Select all lines holding the word "below" from the entries that follow.

= = = =

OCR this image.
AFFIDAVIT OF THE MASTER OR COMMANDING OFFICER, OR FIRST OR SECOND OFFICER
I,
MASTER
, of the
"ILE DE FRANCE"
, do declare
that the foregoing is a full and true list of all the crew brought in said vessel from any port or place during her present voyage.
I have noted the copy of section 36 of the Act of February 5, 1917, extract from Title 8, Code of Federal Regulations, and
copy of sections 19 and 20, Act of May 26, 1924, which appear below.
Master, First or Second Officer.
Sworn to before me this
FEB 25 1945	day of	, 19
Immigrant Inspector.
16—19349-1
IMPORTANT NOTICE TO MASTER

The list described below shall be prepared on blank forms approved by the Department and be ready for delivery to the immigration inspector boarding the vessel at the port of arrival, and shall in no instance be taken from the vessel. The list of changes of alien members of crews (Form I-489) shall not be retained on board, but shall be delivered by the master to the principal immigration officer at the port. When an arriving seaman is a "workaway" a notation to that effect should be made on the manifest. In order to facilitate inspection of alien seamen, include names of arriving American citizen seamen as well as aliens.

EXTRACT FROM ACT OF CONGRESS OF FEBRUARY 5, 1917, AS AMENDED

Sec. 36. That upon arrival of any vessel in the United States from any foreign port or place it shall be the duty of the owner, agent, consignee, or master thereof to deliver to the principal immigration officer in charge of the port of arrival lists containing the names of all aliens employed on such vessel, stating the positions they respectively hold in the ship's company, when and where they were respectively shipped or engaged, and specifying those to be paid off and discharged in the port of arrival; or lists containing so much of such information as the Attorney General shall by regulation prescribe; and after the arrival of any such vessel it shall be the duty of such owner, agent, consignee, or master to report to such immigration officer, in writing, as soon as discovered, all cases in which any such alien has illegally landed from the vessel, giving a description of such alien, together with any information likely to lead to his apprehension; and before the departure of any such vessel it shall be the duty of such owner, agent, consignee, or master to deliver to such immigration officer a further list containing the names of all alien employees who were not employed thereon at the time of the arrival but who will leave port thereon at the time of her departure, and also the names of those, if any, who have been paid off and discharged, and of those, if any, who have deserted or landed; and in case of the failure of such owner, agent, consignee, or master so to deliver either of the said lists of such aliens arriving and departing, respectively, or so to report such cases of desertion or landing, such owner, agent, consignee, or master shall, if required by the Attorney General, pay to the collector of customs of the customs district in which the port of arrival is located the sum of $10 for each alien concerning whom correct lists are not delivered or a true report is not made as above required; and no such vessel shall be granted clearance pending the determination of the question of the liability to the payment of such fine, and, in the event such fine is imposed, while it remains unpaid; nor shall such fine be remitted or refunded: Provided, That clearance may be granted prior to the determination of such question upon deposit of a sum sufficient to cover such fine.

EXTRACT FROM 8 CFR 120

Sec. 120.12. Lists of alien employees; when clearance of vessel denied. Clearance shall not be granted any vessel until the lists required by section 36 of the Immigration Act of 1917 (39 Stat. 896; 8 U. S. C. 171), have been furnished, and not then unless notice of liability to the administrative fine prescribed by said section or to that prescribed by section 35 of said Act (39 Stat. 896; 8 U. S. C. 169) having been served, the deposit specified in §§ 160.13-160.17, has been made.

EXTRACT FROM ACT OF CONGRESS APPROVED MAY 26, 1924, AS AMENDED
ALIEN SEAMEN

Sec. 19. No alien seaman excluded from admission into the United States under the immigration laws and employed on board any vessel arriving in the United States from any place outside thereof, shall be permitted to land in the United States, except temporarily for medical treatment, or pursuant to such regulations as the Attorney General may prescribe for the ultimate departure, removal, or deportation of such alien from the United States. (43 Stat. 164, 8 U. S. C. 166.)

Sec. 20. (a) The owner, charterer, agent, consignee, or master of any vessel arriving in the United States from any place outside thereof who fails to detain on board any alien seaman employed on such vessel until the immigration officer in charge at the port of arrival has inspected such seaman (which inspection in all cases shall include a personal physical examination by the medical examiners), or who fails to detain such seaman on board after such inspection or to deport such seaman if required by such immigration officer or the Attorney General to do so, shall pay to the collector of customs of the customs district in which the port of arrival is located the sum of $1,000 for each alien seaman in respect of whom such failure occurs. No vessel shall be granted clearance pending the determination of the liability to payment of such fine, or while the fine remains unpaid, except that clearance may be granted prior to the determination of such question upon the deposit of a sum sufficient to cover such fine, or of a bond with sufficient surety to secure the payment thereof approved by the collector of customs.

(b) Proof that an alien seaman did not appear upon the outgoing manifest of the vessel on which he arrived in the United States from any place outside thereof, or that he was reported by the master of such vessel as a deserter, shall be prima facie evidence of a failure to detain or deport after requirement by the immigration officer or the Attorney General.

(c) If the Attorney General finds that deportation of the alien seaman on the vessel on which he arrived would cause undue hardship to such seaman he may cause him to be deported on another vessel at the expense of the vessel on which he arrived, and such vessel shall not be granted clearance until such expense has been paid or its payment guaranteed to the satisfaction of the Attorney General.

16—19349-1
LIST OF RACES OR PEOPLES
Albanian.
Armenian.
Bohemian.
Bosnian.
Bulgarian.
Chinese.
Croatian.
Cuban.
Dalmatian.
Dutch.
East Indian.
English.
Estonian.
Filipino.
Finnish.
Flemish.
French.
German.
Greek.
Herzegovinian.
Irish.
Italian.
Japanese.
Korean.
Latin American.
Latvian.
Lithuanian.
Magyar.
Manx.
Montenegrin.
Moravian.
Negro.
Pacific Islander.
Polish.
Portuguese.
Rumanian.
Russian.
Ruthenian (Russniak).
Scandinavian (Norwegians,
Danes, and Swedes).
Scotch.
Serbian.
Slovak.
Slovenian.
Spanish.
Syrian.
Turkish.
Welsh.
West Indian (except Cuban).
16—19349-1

= = = =

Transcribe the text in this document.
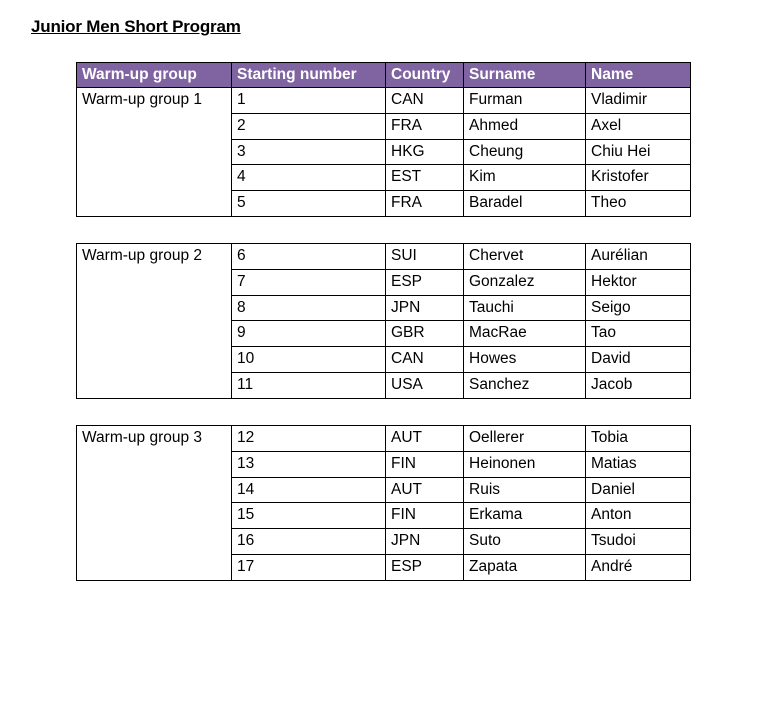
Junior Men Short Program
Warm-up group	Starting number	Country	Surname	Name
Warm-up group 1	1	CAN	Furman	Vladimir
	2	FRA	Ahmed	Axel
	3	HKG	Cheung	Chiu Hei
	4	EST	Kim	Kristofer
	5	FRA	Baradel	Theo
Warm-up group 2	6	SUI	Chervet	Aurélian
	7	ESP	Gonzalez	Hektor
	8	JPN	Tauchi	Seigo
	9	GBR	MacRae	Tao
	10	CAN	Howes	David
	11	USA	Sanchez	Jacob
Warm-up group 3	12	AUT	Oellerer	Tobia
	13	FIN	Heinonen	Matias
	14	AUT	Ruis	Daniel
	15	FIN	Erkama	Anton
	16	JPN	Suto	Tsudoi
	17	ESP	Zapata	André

= = = =

• _WRITTEN ANSWER_:
copy of sections 19 and 20, Act of May 26, 1924, which appear below.
The list described below shall be prepared on blank forms approved by the Department and be ready for delivery to the immigration inspector boarding the vessel at the port of arrival, and shall in no instance be taken from the vessel. The list of changes of alien members of crews (Form I-489) shall not be retained on board, but shall be delivered by the master to the principal immigration officer at the port. When an arriving seaman is a "workaway" a notation to that effect should be made on the manifest. In order to facilitate inspection of alien seamen, include names of arriving American citizen seamen as well as aliens.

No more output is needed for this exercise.